| Required work |
Extract all lines that hold "this" from the records below.

| Records |
+ + + + + + +
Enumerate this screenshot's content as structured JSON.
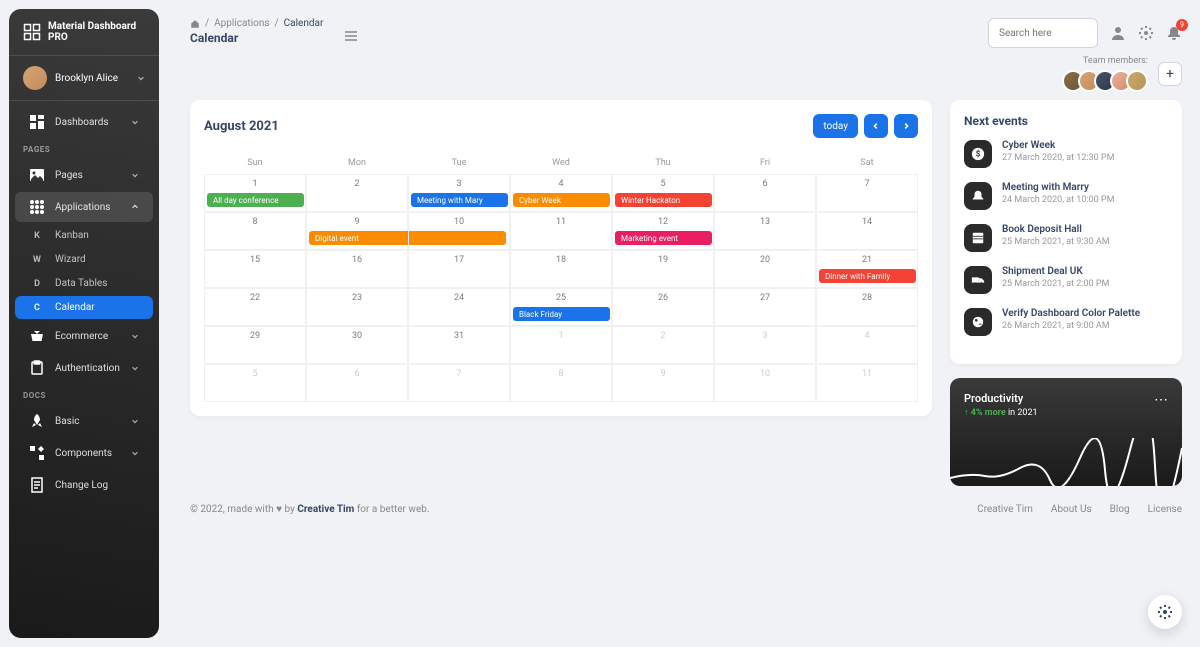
+ + + + + + +
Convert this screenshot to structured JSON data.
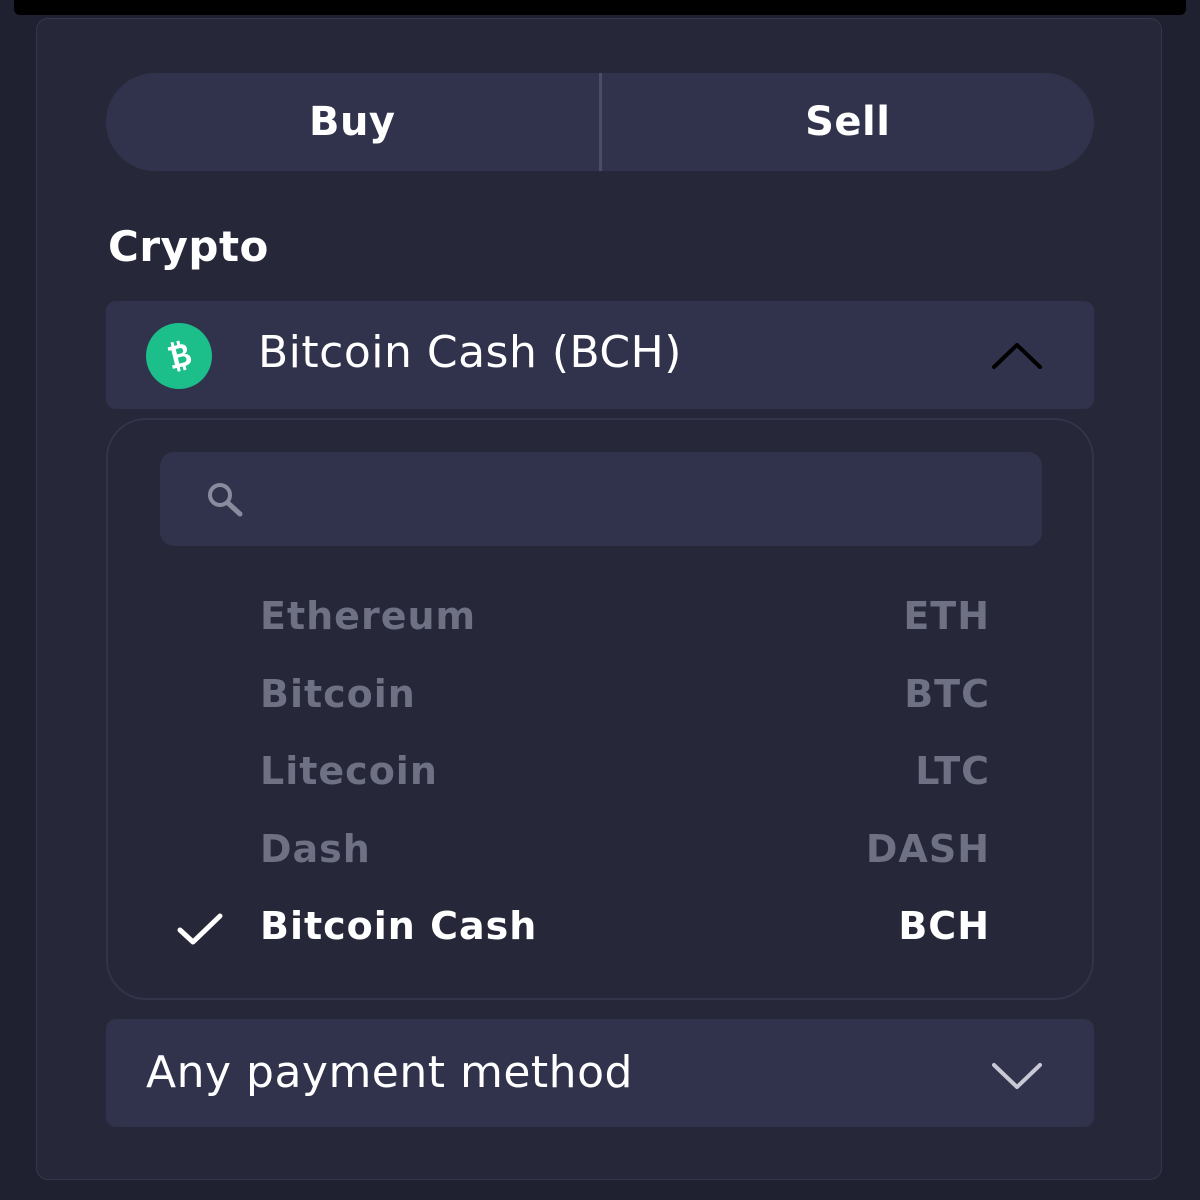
+ + + + + + +
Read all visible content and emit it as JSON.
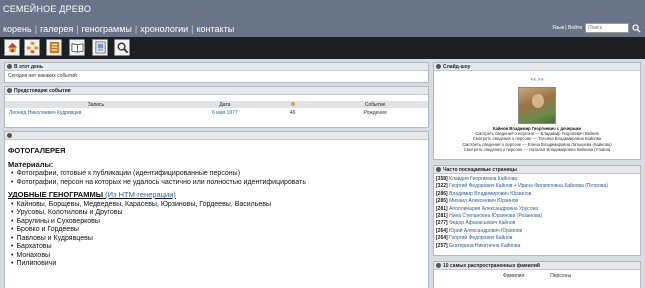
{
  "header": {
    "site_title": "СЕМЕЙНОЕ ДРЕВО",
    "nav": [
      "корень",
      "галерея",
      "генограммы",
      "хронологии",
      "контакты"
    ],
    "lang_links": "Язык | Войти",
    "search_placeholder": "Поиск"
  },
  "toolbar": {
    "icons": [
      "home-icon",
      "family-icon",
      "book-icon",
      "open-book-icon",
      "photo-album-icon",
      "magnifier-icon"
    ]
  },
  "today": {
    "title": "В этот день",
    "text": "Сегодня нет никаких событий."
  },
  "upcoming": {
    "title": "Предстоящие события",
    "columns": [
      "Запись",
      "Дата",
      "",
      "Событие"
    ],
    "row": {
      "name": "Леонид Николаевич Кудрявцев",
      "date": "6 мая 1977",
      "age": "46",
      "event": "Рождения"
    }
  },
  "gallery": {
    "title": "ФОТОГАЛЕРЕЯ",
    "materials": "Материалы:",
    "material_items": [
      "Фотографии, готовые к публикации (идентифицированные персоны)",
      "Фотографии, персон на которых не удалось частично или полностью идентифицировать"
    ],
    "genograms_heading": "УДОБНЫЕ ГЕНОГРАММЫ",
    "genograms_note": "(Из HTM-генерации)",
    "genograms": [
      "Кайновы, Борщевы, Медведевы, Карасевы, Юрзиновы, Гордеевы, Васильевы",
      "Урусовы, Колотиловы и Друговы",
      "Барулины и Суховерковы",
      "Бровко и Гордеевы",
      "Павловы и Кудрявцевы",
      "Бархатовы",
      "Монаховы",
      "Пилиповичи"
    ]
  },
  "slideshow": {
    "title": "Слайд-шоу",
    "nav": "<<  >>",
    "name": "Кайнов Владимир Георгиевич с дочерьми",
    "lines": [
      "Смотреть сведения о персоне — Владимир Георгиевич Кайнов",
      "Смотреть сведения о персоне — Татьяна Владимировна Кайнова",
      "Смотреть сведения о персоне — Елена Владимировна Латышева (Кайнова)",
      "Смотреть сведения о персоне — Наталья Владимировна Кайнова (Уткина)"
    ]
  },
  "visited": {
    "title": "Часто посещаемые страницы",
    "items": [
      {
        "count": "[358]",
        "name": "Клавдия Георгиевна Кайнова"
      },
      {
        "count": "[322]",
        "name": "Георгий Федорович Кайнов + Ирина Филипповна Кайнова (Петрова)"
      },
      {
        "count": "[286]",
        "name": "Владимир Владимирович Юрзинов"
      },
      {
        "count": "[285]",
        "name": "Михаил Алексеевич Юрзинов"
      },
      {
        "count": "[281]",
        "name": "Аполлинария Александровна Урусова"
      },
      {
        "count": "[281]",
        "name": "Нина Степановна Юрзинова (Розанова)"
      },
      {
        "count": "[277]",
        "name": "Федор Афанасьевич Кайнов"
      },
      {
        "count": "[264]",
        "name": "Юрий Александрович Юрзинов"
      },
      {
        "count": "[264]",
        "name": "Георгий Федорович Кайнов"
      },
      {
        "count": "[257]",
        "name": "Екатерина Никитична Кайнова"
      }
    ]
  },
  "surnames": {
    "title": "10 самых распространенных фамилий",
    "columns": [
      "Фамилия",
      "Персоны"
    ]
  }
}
+ + + + + + +
| Output |
Enumerate this screenshot's content as structured JSON.
Convert this screenshot to structured JSON data.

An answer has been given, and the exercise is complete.